=== REQUIREMENT ===
Drop every picture, then transcribe the remaining data exactly.

=== DATA FOR THE TASK ===
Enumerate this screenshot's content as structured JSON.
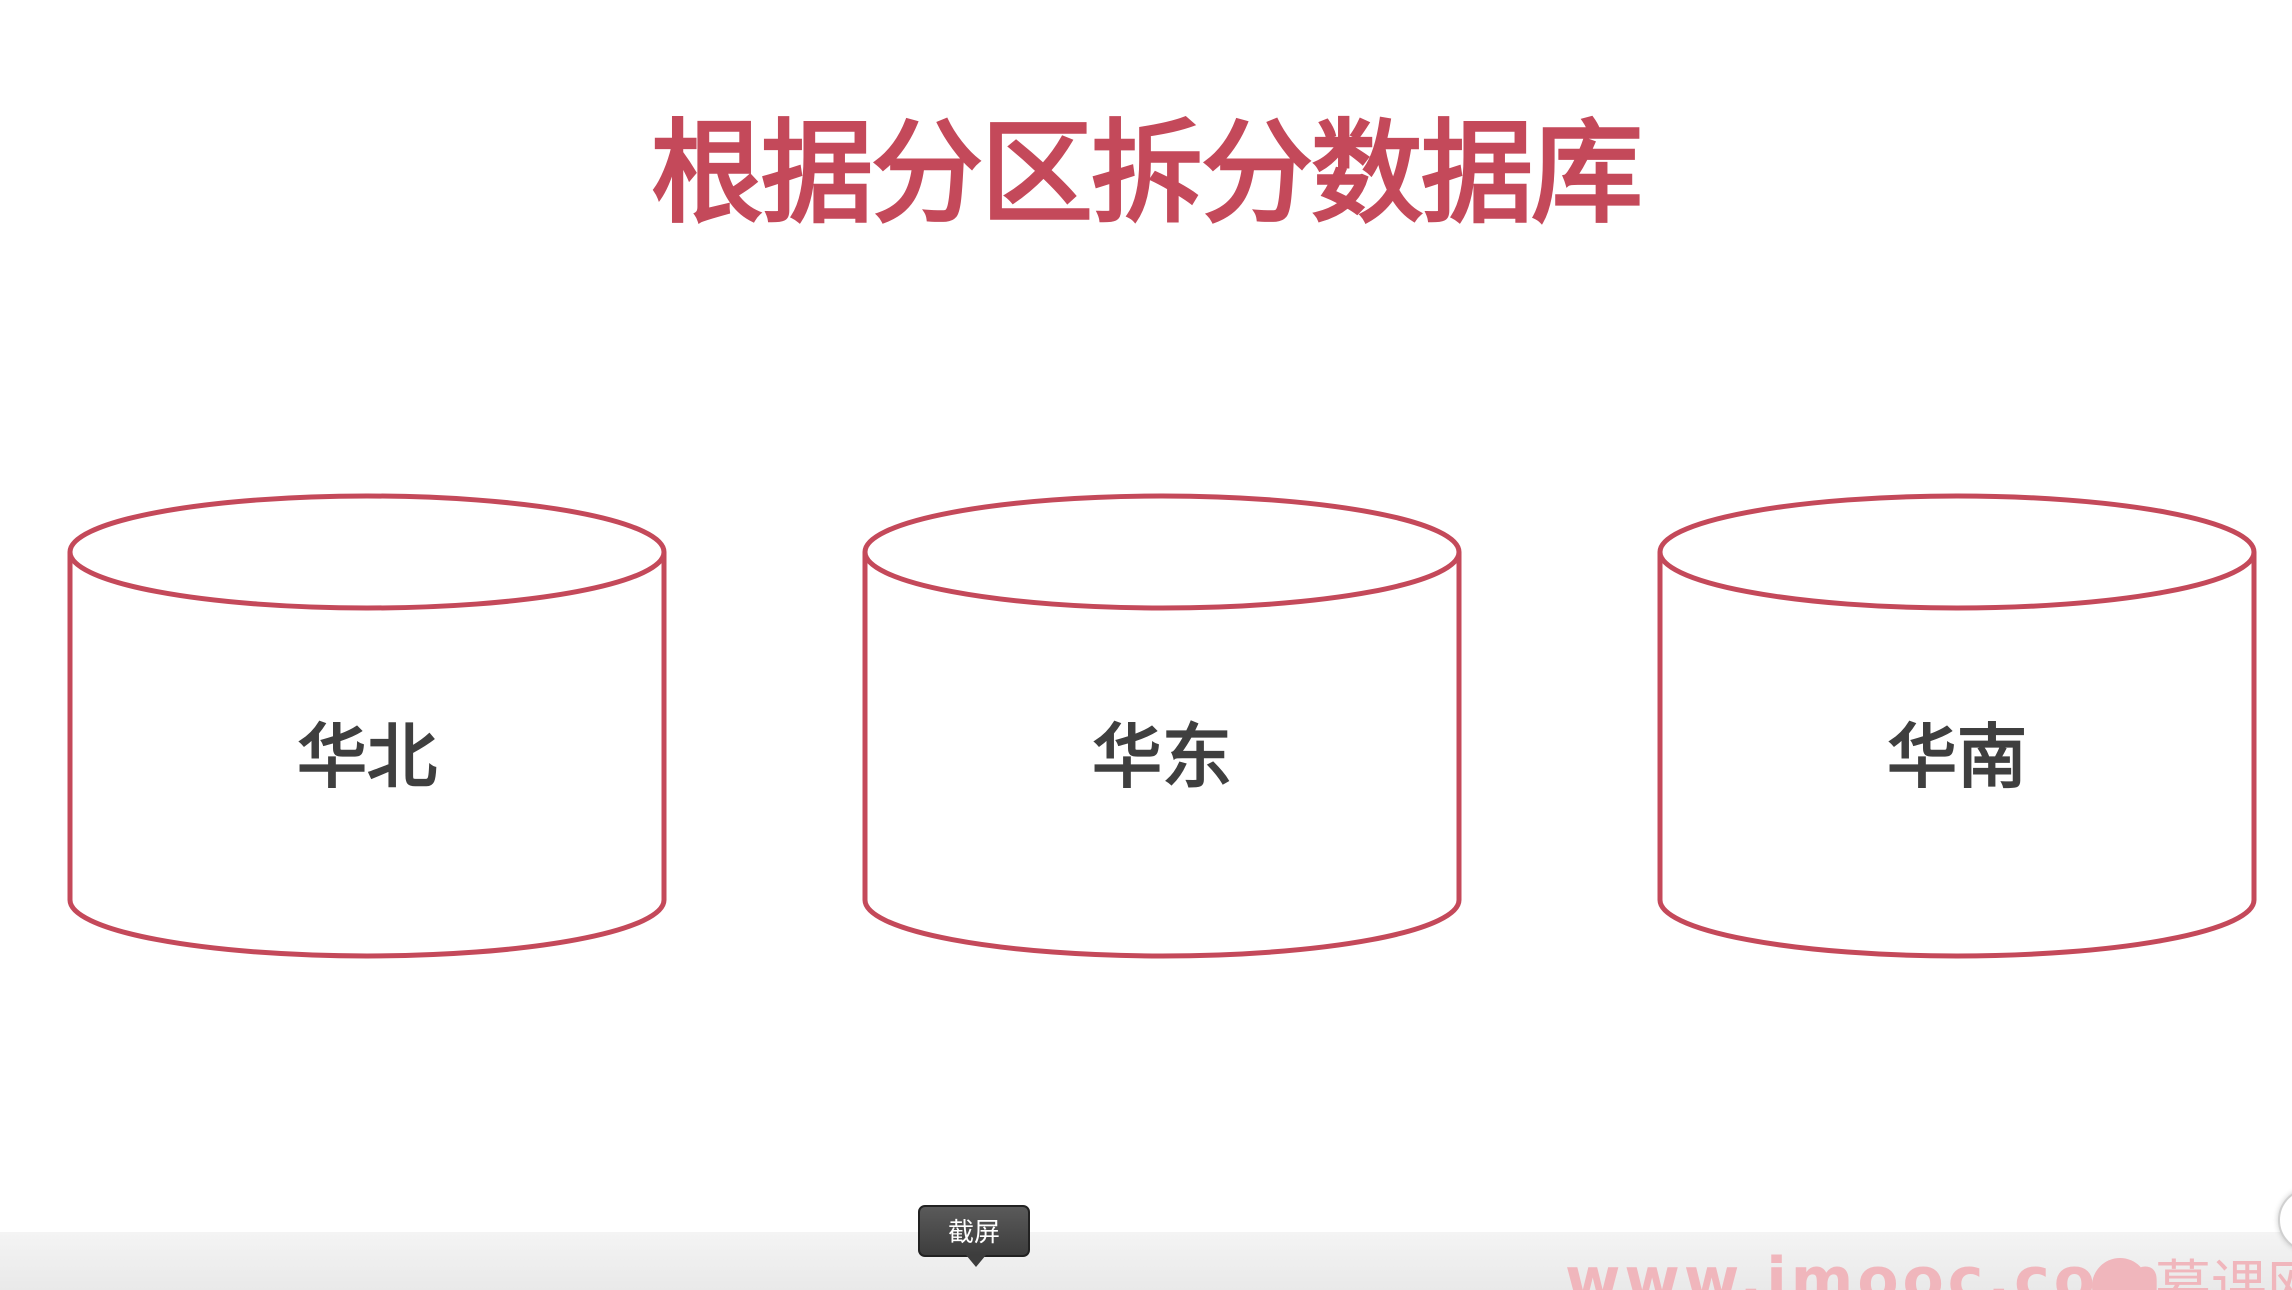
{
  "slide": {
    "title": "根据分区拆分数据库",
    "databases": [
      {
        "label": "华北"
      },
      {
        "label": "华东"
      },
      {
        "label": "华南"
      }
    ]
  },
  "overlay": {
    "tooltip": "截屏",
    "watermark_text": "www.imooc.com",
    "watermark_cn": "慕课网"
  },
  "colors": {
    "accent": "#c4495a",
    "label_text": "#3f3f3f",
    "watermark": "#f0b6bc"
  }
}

=== EXERCISE RESPONSE ===
Enumerate this screenshot's content as structured JSON.
{
  "slide": {
    "title": "根据分区拆分数据库",
    "databases": [
      {
        "label": "华北"
      },
      {
        "label": "华东"
      },
      {
        "label": "华南"
      }
    ]
  },
  "overlay": {
    "tooltip": "截屏",
    "watermark_text": "www.imooc.com",
    "watermark_cn": "慕课网"
  },
  "colors": {
    "accent": "#c4495a",
    "label_text": "#3f3f3f",
    "watermark": "#f0b6bc"
  }
}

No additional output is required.